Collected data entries
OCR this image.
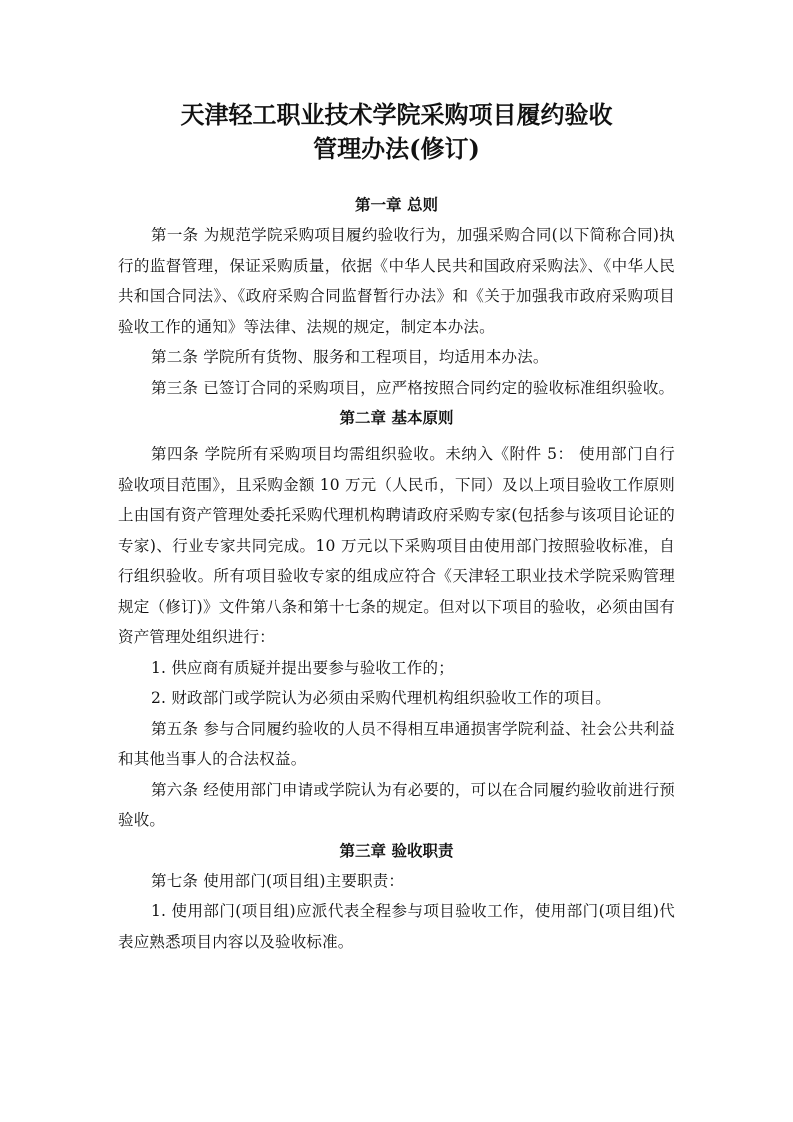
天津轻工职业技术学院采购项目履约验收
管理办法(修订)
第一章 总则

第一条 为规范学院采购项目履约验收行为，加强采购合同(以下简称合同)执行的监督管理，保证采购质量，依据《中华人民共和国政府采购法》、《中华人民共和国合同法》、《政府采购合同监督暂行办法》和《关于加强我市政府采购项目验收工作的通知》等法律、法规的规定，制定本办法。

第二条 学院所有货物、服务和工程项目，均适用本办法。

第三条 已签订合同的采购项目，应严格按照合同约定的验收标准组织验收。

第二章 基本原则

第四条 学院所有采购项目均需组织验收。未纳入《附件 5： 使用部门自行验收项目范围》，且采购金额 10 万元（人民币，下同）及以上项目验收工作原则上由国有资产管理处委托采购代理机构聘请政府采购专家(包括参与该项目论证的专家)、行业专家共同完成。10 万元以下采购项目由使用部门按照验收标准，自行组织验收。所有项目验收专家的组成应符合《天津轻工职业技术学院采购管理规定（修订)》文件第八条和第十七条的规定。但对以下项目的验收，必须由国有资产管理处组织进行：

1. 供应商有质疑并提出要参与验收工作的；

2. 财政部门或学院认为必须由采购代理机构组织验收工作的项目。

第五条 参与合同履约验收的人员不得相互串通损害学院利益、社会公共利益和其他当事人的合法权益。

第六条 经使用部门申请或学院认为有必要的，可以在合同履约验收前进行预验收。

第三章 验收职责

第七条 使用部门(项目组)主要职责：

1. 使用部门(项目组)应派代表全程参与项目验收工作，使用部门(项目组)代表应熟悉项目内容以及验收标准。
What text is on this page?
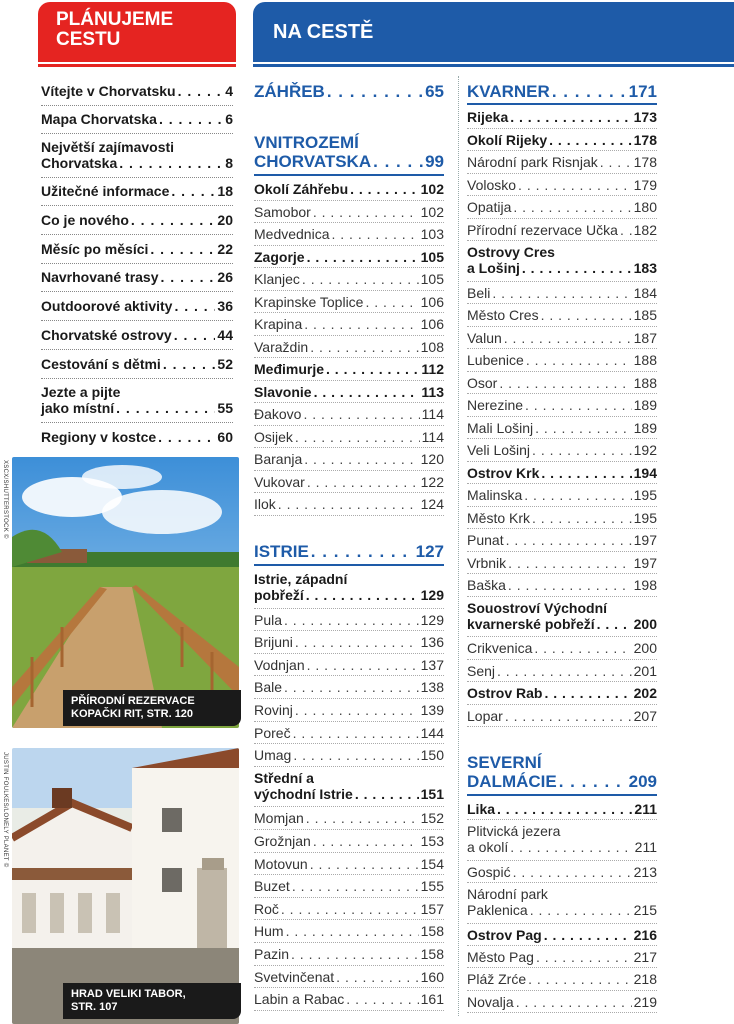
PLÁNUJEME CESTU	NA CESTĚ
Vítejte v Chorvatsku . . .	4
Mapa Chorvatska . . .	6
Největší zajímavosti
Chorvatska . . .	8
Užitečné informace . . .	18
Co je nového . . .	20
Měsíc po měsíci . . .	22
Navrhované trasy . . .	26
Outdoorové aktivity . . .	36
Chorvatské ostrovy . . .	44
Cestování s dětmi . . .	52
Jezte a pijte
jako místní . . .	55
Regiony v kostce . . .	60
PŘÍRODNÍ REZERVACE
KOPAČKI RIT, STR. 120
XSCX/SHUTTERSTOCK ©
HRAD VELIKI TABOR,
STR. 107
JUSTIN FOULKES/LONELY PLANET ©
ZÁHŘEB . . .	65
VNITROZEMÍ
CHORVATSKA . . .	99
Okolí Záhřebu . . .	102
Samobor . . .	102
Medvednica . . .	103
Zagorje . . .	105
Klanjec . . .	105
Krapinske Toplice . . .	106
Krapina . . .	106
Varaždin . . .	108
Međimurje . . .	112
Slavonie . . .	113
Đakovo . . .	114
Osijek . . .	114
Baranja . . .	120
Vukovar . . .	122
Ilok . . .	124
ISTRIE . . .	127
Istrie, západní
pobřeží . . .	129
Pula . . .	129
Brijuni . . .	136
Vodnjan . . .	137
Bale . . .	138
Rovinj . . .	139
Poreč . . .	144
Umag . . .	150
Střední a
východní Istrie . . .	151
Momjan . . .	152
Grožnjan . . .	153
Motovun . . .	154
Buzet . . .	155
Roč . . .	157
Hum . . .	158
Pazin . . .	158
Svetvinčenat . . .	160
Labin a Rabac . . .	161
KVARNER . . .	171
Rijeka . . .	173
Okolí Rijeky . . .	178
Národní park Risnjak . . .	178
Volosko . . .	179
Opatija . . .	180
Přírodní rezervace Učka . . . 182
Ostrovy Cres
a Lošinj . . .	183
Beli . . .	184
Město Cres . . .	185
Valun . . .	187
Lubenice . . .	188
Osor . . .	188
Nerezine . . .	189
Mali Lošinj . . .	189
Veli Lošinj . . .	192
Ostrov Krk . . .	194
Malinska . . .	195
Město Krk . . .	195
Punat . . .	197
Vrbnik . . .	197
Baška . . .	198
Souostroví Východní
kvarnerské pobřeží . . .	200
Crikvenica . . .	200
Senj . . .	201
Ostrov Rab . . .	202
Lopar . . .	207
SEVERNÍ
DALMÁCIE . . .	209
Lika . . .	211
Plitvická jezera
a okolí . . .	211
Gospić . . .	213
Národní park
Paklenica . . .	215
Ostrov Pag . . .	216
Město Pag . . .	217
Pláž Zrće . . .	218
Novalja . . .	219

**The task**
Repeat the records word for word. Any picture in them should be left out.

**Response below**
OCR this image.
天津轻工职业技术学院采购项目履约验收
管理办法(修订)
第一章 总则

第一条 为规范学院采购项目履约验收行为，加强采购合同(以下简称合同)执行的监督管理，保证采购质量，依据《中华人民共和国政府采购法》、《中华人民共和国合同法》、《政府采购合同监督暂行办法》和《关于加强我市政府采购项目验收工作的通知》等法律、法规的规定，制定本办法。

第二条 学院所有货物、服务和工程项目，均适用本办法。

第三条 已签订合同的采购项目，应严格按照合同约定的验收标准组织验收。

第二章 基本原则

第四条 学院所有采购项目均需组织验收。未纳入《附件 5： 使用部门自行验收项目范围》，且采购金额 10 万元（人民币，下同）及以上项目验收工作原则上由国有资产管理处委托采购代理机构聘请政府采购专家(包括参与该项目论证的专家)、行业专家共同完成。10 万元以下采购项目由使用部门按照验收标准，自行组织验收。所有项目验收专家的组成应符合《天津轻工职业技术学院采购管理规定（修订)》文件第八条和第十七条的规定。但对以下项目的验收，必须由国有资产管理处组织进行：

1. 供应商有质疑并提出要参与验收工作的；

2. 财政部门或学院认为必须由采购代理机构组织验收工作的项目。

第五条 参与合同履约验收的人员不得相互串通损害学院利益、社会公共利益和其他当事人的合法权益。

第六条 经使用部门申请或学院认为有必要的，可以在合同履约验收前进行预验收。

第三章 验收职责

第七条 使用部门(项目组)主要职责：

1. 使用部门(项目组)应派代表全程参与项目验收工作，使用部门(项目组)代表应熟悉项目内容以及验收标准。
What text is on this page?
PLÁNUJEME CESTU	NA CESTĚ
Vítejte v Chorvatsku . . .	4
Mapa Chorvatska . . .	6
Největší zajímavosti
Chorvatska . . .	8
Užitečné informace . . .	18
Co je nového . . .	20
Měsíc po měsíci . . .	22
Navrhované trasy . . .	26
Outdoorové aktivity . . .	36
Chorvatské ostrovy . . .	44
Cestování s dětmi . . .	52
Jezte a pijte
jako místní . . .	55
Regiony v kostce . . .	60
PŘÍRODNÍ REZERVACE
KOPAČKI RIT, STR. 120
XSCX/SHUTTERSTOCK ©
HRAD VELIKI TABOR,
STR. 107
JUSTIN FOULKES/LONELY PLANET ©
ZÁHŘEB . . .	65
VNITROZEMÍ
CHORVATSKA . . .	99
Okolí Záhřebu . . .	102
Samobor . . .	102
Medvednica . . .	103
Zagorje . . .	105
Klanjec . . .	105
Krapinske Toplice . . .	106
Krapina . . .	106
Varaždin . . .	108
Međimurje . . .	112
Slavonie . . .	113
Đakovo . . .	114
Osijek . . .	114
Baranja . . .	120
Vukovar . . .	122
Ilok . . .	124
ISTRIE . . .	127
Istrie, západní
pobřeží . . .	129
Pula . . .	129
Brijuni . . .	136
Vodnjan . . .	137
Bale . . .	138
Rovinj . . .	139
Poreč . . .	144
Umag . . .	150
Střední a
východní Istrie . . .	151
Momjan . . .	152
Grožnjan . . .	153
Motovun . . .	154
Buzet . . .	155
Roč . . .	157
Hum . . .	158
Pazin . . .	158
Svetvinčenat . . .	160
Labin a Rabac . . .	161
KVARNER . . .	171
Rijeka . . .	173
Okolí Rijeky . . .	178
Národní park Risnjak . . .	178
Volosko . . .	179
Opatija . . .	180
Přírodní rezervace Učka . . . 182
Ostrovy Cres
a Lošinj . . .	183
Beli . . .	184
Město Cres . . .	185
Valun . . .	187
Lubenice . . .	188
Osor . . .	188
Nerezine . . .	189
Mali Lošinj . . .	189
Veli Lošinj . . .	192
Ostrov Krk . . .	194
Malinska . . .	195
Město Krk . . .	195
Punat . . .	197
Vrbnik . . .	197
Baška . . .	198
Souostroví Východní
kvarnerské pobřeží . . .	200
Crikvenica . . .	200
Senj . . .	201
Ostrov Rab . . .	202
Lopar . . .	207
SEVERNÍ
DALMÁCIE . . .	209
Lika . . .	211
Plitvická jezera
a okolí . . .	211
Gospić . . .	213
Národní park
Paklenica . . .	215
Ostrov Pag . . .	216
Město Pag . . .	217
Pláž Zrće . . .	218
Novalja . . .	219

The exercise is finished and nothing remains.